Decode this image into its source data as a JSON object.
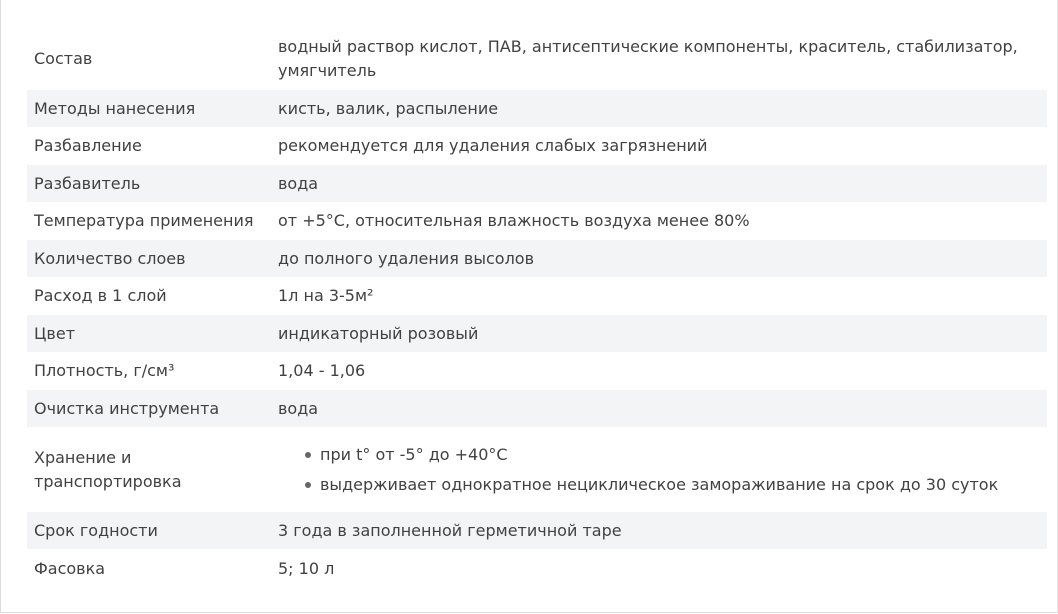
{
  "rows": [
    {
      "label": "Состав",
      "value": "водный раствор кислот, ПАВ, антисептические компоненты, краситель, стабилизатор, умягчитель"
    },
    {
      "label": "Методы нанесения",
      "value": "кисть, валик, распыление"
    },
    {
      "label": "Разбавление",
      "value": "рекомендуется для удаления слабых загрязнений"
    },
    {
      "label": "Разбавитель",
      "value": "вода"
    },
    {
      "label": "Температура применения",
      "value": "от +5°С, относительная влажность воздуха менее 80%"
    },
    {
      "label": "Количество слоев",
      "value": "до полного удаления высолов"
    },
    {
      "label": "Расход в 1 слой",
      "value": "1л на 3-5м²"
    },
    {
      "label": "Цвет",
      "value": "индикаторный розовый"
    },
    {
      "label": "Плотность, г/см³",
      "value": "1,04 - 1,06"
    },
    {
      "label": "Очистка инструмента",
      "value": "вода"
    },
    {
      "label": "Хранение и транспортировка",
      "items": [
        "при t° от -5° до +40°С",
        "выдерживает однократное нециклическое замораживание на срок до 30 суток"
      ]
    },
    {
      "label": "Срок годности",
      "value": "3 года в заполненной герметичной таре"
    },
    {
      "label": "Фасовка",
      "value": "5; 10 л"
    }
  ]
}
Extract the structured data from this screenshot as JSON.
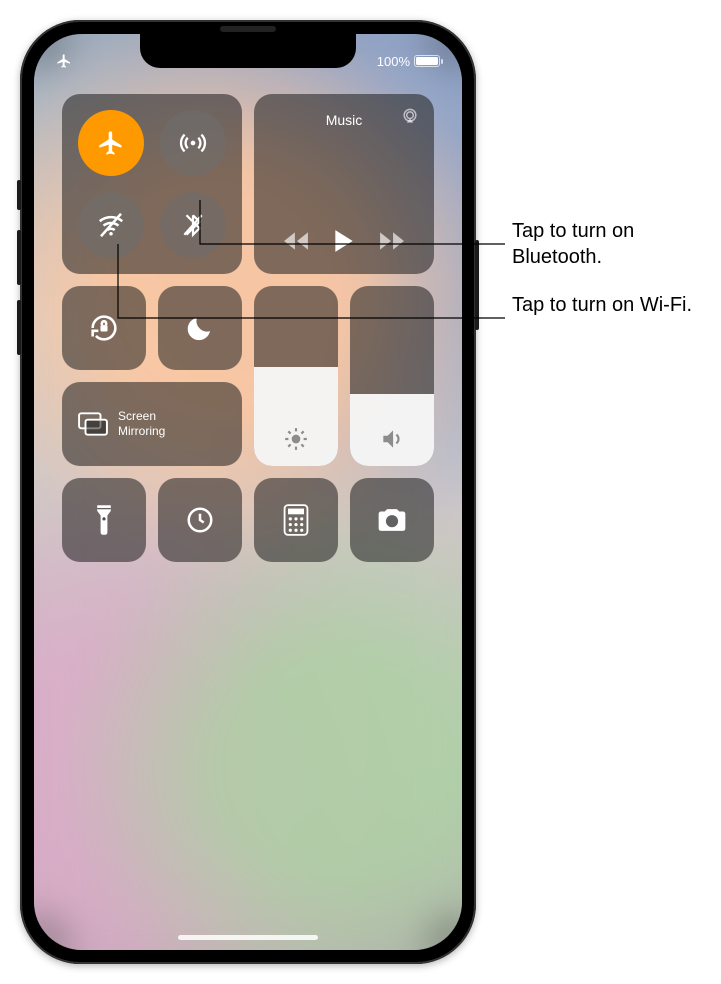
{
  "status": {
    "battery_pct": "100%",
    "battery_fill_pct": 100
  },
  "connectivity": {
    "airplane": {
      "name": "airplane-mode",
      "on": true
    },
    "cellular": {
      "name": "cellular-data",
      "on": false
    },
    "wifi": {
      "name": "wifi",
      "on": false
    },
    "bluetooth": {
      "name": "bluetooth",
      "on": false
    }
  },
  "media": {
    "title": "Music"
  },
  "mirror_label": "Screen\nMirroring",
  "sliders": {
    "brightness_pct": 55,
    "volume_pct": 40
  },
  "callouts": {
    "bluetooth": "Tap to turn on Bluetooth.",
    "wifi": "Tap to turn on Wi-Fi."
  },
  "colors": {
    "airplane_on": "#ff9900",
    "module_bg": "rgba(30,30,30,0.55)",
    "off_btn": "rgba(110,110,110,0.55)"
  }
}
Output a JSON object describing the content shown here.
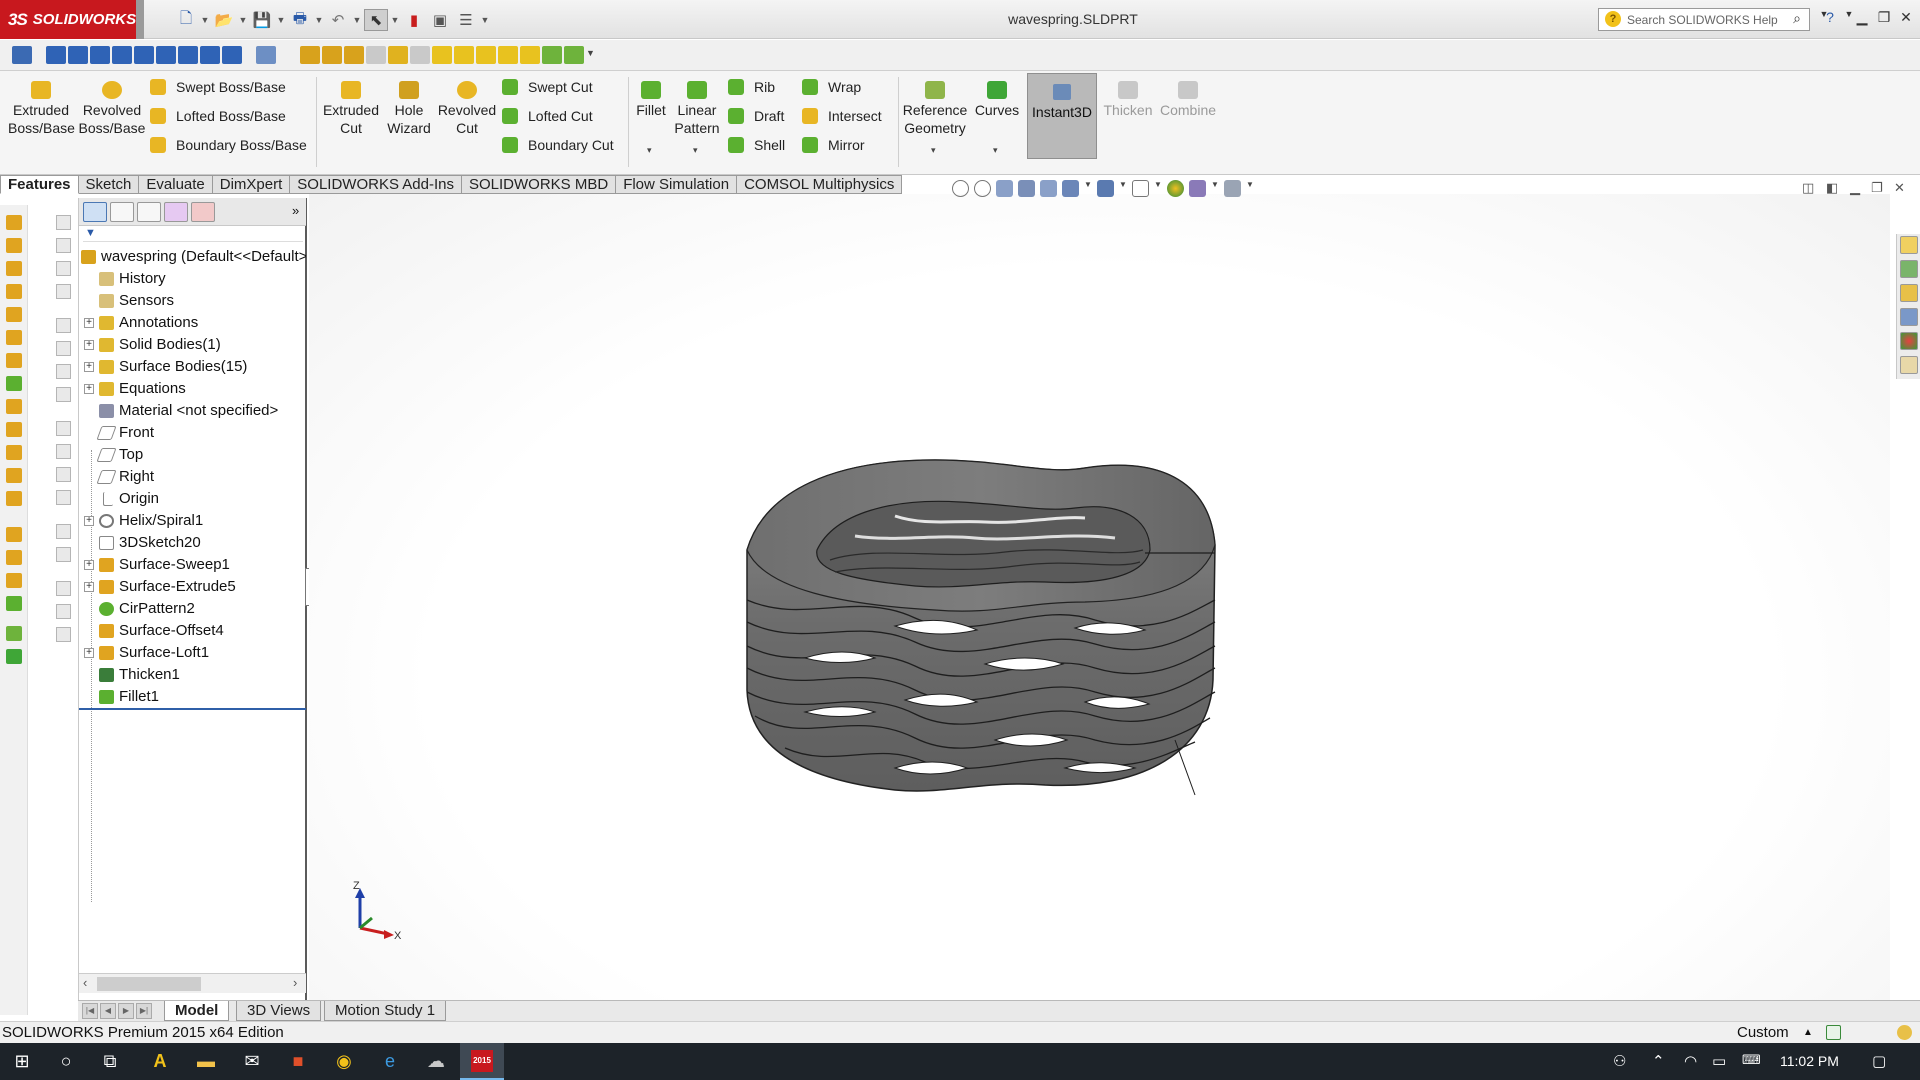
{
  "app": {
    "logo_text": "SOLIDWORKS",
    "document_title": "wavespring.SLDPRT",
    "help_search_placeholder": "Search SOLIDWORKS Help"
  },
  "command_manager": {
    "extruded_boss": "Extruded Boss/Base",
    "revolved_boss": "Revolved Boss/Base",
    "swept_boss": "Swept Boss/Base",
    "lofted_boss": "Lofted Boss/Base",
    "boundary_boss": "Boundary Boss/Base",
    "extruded_cut": "Extruded Cut",
    "hole_wizard": "Hole Wizard",
    "revolved_cut": "Revolved Cut",
    "swept_cut": "Swept Cut",
    "lofted_cut": "Lofted Cut",
    "boundary_cut": "Boundary Cut",
    "fillet": "Fillet",
    "linear_pattern": "Linear Pattern",
    "rib": "Rib",
    "draft": "Draft",
    "shell": "Shell",
    "wrap": "Wrap",
    "intersect": "Intersect",
    "mirror": "Mirror",
    "reference_geometry": "Reference Geometry",
    "curves": "Curves",
    "instant3d": "Instant3D",
    "thicken": "Thicken",
    "combine": "Combine"
  },
  "tabs": [
    "Features",
    "Sketch",
    "Evaluate",
    "DimXpert",
    "SOLIDWORKS Add-Ins",
    "SOLIDWORKS MBD",
    "Flow Simulation",
    "COMSOL Multiphysics"
  ],
  "feature_tree": {
    "root": "wavespring  (Default<<Default>",
    "items": [
      "History",
      "Sensors",
      "Annotations",
      "Solid Bodies(1)",
      "Surface Bodies(15)",
      "Equations",
      "Material <not specified>",
      "Front",
      "Top",
      "Right",
      "Origin",
      "Helix/Spiral1",
      "3DSketch20",
      "Surface-Sweep1",
      "Surface-Extrude5",
      "CirPattern2",
      "Surface-Offset4",
      "Surface-Loft1",
      "Thicken1",
      "Fillet1"
    ]
  },
  "triad": {
    "z": "Z",
    "x": "X"
  },
  "bottom_tabs": [
    "Model",
    "3D Views",
    "Motion Study 1"
  ],
  "status": {
    "text": "SOLIDWORKS Premium 2015 x64 Edition",
    "units": "Custom"
  },
  "taskbar": {
    "clock": "11:02 PM",
    "sw_badge": "2015"
  },
  "colors": {
    "brand_red": "#c8181e",
    "model_gray": "#707070",
    "taskbar": "#1d2329"
  }
}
::::
• **Exercise**: Search the lines above for the string "this" and copy each line that has it.

• **Result of the exercise**:
Decode this image into its source data as a JSON object.
Extract the structured data from this screenshot as JSON.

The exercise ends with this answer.